Directions for this task
In the entries below, find every line with "content" and copy it.
-- Begin --
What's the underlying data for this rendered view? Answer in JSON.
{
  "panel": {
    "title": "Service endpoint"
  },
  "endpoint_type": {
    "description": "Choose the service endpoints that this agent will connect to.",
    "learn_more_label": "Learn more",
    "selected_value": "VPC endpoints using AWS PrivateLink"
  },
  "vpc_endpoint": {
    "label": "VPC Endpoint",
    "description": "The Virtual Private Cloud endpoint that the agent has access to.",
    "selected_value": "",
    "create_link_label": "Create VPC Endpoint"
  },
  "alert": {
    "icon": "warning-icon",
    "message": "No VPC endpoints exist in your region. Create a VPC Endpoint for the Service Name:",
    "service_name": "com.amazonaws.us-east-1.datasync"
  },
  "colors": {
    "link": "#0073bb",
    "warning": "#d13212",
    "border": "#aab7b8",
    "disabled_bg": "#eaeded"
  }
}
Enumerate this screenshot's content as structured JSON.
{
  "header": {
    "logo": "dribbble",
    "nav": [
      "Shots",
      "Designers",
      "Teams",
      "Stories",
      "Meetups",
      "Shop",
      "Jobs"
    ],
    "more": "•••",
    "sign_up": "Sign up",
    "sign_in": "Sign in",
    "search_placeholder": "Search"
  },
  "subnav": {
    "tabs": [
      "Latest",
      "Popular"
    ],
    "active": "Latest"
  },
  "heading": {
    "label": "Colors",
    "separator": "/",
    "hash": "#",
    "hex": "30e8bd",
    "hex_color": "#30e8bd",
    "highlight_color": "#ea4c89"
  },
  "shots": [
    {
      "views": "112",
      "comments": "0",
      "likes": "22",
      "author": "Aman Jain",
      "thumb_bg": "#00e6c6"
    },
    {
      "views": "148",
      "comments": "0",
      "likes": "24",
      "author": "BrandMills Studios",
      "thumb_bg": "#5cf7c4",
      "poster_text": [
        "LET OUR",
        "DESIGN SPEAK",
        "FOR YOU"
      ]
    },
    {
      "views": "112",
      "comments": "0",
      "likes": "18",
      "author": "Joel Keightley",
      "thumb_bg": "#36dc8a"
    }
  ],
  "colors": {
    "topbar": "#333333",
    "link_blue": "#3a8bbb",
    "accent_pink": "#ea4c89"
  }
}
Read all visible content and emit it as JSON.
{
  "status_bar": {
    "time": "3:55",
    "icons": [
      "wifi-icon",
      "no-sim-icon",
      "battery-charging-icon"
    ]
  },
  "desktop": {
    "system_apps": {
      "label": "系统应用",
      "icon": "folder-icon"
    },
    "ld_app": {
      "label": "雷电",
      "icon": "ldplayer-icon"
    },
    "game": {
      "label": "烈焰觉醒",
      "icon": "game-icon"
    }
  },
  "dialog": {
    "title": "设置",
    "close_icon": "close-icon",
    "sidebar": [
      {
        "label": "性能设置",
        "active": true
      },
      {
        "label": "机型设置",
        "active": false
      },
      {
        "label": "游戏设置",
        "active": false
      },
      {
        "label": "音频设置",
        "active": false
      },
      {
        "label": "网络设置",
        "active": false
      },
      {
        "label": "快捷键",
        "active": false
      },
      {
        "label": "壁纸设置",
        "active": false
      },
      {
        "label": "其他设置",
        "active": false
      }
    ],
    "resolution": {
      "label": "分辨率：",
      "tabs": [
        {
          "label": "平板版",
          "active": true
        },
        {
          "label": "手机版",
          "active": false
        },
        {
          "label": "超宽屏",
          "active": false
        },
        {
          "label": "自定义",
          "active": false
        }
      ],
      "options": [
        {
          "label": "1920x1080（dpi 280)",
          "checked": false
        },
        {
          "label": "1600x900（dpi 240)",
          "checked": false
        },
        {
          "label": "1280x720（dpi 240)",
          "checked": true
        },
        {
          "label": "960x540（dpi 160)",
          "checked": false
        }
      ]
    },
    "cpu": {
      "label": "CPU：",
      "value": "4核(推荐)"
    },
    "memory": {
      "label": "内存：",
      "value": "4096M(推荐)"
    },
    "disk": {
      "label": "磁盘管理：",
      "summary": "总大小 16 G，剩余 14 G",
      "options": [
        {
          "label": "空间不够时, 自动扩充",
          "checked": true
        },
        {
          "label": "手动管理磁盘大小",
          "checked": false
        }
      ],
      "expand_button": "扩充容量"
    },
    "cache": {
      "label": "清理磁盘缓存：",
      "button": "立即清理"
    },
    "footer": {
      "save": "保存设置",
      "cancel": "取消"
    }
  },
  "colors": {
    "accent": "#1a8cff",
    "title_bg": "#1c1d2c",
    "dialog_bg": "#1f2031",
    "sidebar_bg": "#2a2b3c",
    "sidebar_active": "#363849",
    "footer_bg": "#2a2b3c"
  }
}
-- End --
Exercise answer
Enumerate this screenshot's content as structured JSON.
Read all visible content and emit it as JSON.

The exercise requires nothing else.